(本文):
-=-=-
富士フイルム J-TECの株式を帝人に譲渡 整形分野の既存製品との相乗効果に期待も
公開日時 2021/02/01 04:50
富士フイルムは1月29日、連結子会社のジャパン・ティッシュ・エンジニアリング(J-TEC)の普通株式を帝人に譲渡すると発表した。同社は、J-TECの成長戦略をさらに加速させるためには、「経営方針や事業戦略に共通性があり、整形分野における既存製品との相乗効果が見込まれる帝人が最適なパートナーである」と判断したと説明している。帝人が実施する同社株式の公開買付けが成立した場合、J-TECは富士フイルムの連結子会社から外れることになる。
J-TECは1999年2月にニデックや富山化学など複数社の共同出資で、ティッシュエンジニアリング技術をベースに再生医療を事業領域とする企業として設立された。2010年10月に筆頭株主がニデックから富士フイルムへ異動。2019年9月30日に富士フイルムの100%子会社となった。現在の事業内容は、①再生医療製品事業、②再生医療受託事業、③研究開発支援事業-など。
-=-=-
(課題):
1) J-TEC株式譲渡の記事に名前が出てくる会社を、すべて書き出せ。
2) J-TEC株式譲渡の記事を、最後の文の次から書き継げ。
このあとに続く行は、解くのに使わなくてよい。
-=-=-
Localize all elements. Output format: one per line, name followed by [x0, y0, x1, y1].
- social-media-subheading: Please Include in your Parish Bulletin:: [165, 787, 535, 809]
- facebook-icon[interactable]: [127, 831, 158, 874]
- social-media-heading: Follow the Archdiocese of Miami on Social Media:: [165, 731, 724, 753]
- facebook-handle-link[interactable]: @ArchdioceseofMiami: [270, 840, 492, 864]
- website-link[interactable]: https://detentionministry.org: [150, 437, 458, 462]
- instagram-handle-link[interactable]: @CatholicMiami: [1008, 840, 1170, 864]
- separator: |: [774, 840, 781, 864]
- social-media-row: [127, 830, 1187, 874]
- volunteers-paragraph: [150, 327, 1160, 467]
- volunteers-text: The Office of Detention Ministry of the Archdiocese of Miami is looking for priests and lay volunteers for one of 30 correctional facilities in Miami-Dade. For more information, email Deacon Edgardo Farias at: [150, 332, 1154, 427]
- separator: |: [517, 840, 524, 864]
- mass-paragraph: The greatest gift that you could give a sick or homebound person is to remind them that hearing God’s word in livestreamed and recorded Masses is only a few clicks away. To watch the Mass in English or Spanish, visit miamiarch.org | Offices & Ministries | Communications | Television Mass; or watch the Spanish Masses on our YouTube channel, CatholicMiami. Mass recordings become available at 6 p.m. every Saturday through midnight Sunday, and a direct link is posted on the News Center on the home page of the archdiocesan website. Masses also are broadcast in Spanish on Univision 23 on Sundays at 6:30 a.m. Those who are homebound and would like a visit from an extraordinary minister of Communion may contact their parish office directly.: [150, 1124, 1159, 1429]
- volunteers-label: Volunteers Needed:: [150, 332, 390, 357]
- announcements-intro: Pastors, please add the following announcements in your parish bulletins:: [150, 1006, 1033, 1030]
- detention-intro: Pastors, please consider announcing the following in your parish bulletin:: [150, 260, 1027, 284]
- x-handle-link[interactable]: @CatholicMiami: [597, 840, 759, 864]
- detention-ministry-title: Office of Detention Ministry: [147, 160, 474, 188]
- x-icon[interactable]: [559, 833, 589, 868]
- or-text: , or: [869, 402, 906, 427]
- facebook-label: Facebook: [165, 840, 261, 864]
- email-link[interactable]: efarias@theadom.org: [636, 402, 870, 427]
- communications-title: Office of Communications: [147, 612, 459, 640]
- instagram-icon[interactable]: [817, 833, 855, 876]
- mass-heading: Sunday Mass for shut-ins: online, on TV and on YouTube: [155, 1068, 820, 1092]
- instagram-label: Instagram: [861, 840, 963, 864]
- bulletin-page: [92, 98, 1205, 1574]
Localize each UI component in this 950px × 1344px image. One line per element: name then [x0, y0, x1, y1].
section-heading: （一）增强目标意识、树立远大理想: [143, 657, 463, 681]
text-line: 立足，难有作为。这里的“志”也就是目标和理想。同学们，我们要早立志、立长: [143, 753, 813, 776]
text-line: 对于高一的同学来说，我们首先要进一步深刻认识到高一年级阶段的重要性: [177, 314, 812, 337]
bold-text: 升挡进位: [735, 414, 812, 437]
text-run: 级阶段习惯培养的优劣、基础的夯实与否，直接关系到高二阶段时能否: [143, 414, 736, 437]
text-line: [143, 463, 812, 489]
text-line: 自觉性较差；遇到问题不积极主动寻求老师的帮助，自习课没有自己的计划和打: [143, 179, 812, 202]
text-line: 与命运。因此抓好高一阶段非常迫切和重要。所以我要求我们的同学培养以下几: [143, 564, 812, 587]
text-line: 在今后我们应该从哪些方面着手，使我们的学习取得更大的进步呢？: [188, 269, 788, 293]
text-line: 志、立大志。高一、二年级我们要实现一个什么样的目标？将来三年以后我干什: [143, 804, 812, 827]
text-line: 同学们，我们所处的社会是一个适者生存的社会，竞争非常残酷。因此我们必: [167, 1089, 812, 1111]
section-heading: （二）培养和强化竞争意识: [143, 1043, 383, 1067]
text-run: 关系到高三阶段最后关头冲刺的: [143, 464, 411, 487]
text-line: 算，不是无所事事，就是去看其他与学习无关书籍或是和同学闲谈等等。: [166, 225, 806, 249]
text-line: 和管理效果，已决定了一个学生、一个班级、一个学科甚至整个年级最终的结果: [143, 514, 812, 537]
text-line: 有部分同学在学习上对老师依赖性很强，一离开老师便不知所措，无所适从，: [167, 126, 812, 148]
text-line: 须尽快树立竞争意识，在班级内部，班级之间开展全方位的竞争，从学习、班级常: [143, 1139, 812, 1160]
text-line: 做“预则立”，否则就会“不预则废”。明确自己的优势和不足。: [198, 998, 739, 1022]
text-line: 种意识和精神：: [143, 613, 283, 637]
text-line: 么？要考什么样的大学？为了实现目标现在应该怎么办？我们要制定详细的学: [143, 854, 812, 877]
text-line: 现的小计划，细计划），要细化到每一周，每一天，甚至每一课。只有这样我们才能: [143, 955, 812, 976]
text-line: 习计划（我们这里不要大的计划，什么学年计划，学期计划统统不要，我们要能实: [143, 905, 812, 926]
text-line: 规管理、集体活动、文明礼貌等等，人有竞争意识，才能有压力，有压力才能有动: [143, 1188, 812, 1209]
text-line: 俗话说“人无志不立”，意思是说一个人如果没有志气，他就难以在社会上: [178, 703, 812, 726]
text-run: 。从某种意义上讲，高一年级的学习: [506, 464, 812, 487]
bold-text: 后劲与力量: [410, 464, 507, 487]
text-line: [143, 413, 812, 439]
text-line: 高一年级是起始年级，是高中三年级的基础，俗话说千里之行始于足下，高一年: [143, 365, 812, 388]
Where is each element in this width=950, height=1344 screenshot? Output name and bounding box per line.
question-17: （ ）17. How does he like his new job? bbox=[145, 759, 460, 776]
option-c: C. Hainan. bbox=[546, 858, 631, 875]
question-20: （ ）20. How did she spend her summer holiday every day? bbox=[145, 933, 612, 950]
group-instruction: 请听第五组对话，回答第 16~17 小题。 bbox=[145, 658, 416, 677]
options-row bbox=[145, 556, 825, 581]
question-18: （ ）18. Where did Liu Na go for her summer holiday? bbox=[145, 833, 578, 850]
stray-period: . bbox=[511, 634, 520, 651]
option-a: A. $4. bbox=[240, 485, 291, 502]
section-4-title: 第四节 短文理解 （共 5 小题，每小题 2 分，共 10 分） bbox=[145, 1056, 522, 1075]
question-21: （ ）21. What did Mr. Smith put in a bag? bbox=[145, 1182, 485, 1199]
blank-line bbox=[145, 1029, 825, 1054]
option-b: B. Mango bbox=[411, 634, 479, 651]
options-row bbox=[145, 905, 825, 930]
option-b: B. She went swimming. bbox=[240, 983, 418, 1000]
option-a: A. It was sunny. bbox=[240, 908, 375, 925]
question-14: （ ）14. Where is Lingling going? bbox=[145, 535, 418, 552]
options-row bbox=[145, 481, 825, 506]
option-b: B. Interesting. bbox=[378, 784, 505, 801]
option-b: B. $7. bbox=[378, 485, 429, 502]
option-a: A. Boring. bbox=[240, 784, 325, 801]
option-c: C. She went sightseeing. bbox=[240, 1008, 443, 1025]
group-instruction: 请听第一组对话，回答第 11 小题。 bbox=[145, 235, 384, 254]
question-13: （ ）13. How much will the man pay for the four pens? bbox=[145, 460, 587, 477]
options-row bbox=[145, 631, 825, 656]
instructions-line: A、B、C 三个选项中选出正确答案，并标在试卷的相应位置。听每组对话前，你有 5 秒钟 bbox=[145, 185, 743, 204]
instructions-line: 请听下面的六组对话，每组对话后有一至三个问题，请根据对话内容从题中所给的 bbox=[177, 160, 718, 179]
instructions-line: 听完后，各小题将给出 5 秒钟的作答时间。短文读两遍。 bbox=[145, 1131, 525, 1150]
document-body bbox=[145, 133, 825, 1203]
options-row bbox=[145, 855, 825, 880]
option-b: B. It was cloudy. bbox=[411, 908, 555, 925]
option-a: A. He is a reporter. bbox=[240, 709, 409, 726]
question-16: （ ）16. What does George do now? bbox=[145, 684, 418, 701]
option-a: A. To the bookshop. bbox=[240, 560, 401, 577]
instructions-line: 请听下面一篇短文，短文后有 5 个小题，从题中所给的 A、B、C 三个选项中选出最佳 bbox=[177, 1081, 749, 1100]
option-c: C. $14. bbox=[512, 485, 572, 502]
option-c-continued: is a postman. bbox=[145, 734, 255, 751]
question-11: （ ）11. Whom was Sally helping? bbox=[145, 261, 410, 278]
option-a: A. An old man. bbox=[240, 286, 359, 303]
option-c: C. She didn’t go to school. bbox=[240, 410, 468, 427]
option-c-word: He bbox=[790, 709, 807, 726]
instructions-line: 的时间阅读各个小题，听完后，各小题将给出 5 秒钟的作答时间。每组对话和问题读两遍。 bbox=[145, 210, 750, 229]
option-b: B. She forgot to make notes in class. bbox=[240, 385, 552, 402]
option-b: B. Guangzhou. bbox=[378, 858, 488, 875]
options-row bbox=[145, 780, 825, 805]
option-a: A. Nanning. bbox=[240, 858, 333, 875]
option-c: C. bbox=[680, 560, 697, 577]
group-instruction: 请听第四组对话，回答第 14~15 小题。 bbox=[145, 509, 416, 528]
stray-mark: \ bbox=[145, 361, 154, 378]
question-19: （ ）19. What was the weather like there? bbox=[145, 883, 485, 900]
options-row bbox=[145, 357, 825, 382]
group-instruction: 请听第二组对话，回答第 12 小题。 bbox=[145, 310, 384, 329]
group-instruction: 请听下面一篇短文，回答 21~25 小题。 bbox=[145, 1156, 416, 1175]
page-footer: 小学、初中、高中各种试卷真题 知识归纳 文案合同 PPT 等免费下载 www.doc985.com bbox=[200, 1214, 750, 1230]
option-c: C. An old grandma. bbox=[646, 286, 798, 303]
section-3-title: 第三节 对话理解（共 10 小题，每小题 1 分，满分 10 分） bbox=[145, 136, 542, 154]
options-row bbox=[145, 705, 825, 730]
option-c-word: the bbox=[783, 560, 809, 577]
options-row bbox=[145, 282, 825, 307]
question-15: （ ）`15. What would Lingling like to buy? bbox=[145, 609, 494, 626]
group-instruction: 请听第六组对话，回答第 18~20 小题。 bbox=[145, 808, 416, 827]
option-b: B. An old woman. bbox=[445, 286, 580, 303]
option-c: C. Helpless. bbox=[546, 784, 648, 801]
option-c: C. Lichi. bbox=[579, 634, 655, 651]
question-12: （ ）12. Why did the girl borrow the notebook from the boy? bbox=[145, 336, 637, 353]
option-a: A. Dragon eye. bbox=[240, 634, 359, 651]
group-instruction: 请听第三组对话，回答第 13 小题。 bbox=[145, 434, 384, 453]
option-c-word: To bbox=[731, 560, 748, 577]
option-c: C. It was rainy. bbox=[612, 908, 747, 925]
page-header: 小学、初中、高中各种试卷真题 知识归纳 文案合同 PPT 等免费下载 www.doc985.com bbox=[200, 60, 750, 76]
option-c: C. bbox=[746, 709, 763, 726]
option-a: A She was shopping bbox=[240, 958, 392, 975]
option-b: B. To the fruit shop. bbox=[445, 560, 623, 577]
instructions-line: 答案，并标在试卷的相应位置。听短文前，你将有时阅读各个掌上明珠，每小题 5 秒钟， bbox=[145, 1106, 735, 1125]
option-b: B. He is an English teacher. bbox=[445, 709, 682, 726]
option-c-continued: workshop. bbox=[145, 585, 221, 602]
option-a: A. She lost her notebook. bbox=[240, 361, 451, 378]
-=-=-
(解答):
1) 富士フイルム、ジャパン・ティッシュ・エンジニアリング(J-TEC)、帝人、ニデック、富山化学

2)
富士フイルムは、この間、ヘルスケアを重点事業分野で成長戦略を推進してきた。特にバイオ医療領域では、積極的な設備投資を行っており、バイオ医薬品の開発・製造受託事業や、新薬の研究開発に必要なiPS 細胞や培地を提供する創薬支援などの再生医療の分野で事業拡大を進めてきた。さらに近年は、細胞代謝や遺伝子発現の解析などのバイオインフォマティクス(生命情報科学)、遺伝子編集技術などのセルエンジニアリング、細胞製造の自動化技術、細胞を用いた新たな創薬支援技術などの研究に取り組んでいる。
同社はJ-TECの株式譲渡について、「バイオ医療領域の事業ポートフォリオの最適化」を図る中で決めたことを明らかにした。また、J-TECの今後の成長戦略については、経営方針や事業戦略に共通性のある帝人が最適なパートナーになり得るとし、さらに帝人の強みである整形領域で相乗効果が見込まれることなどをあげた。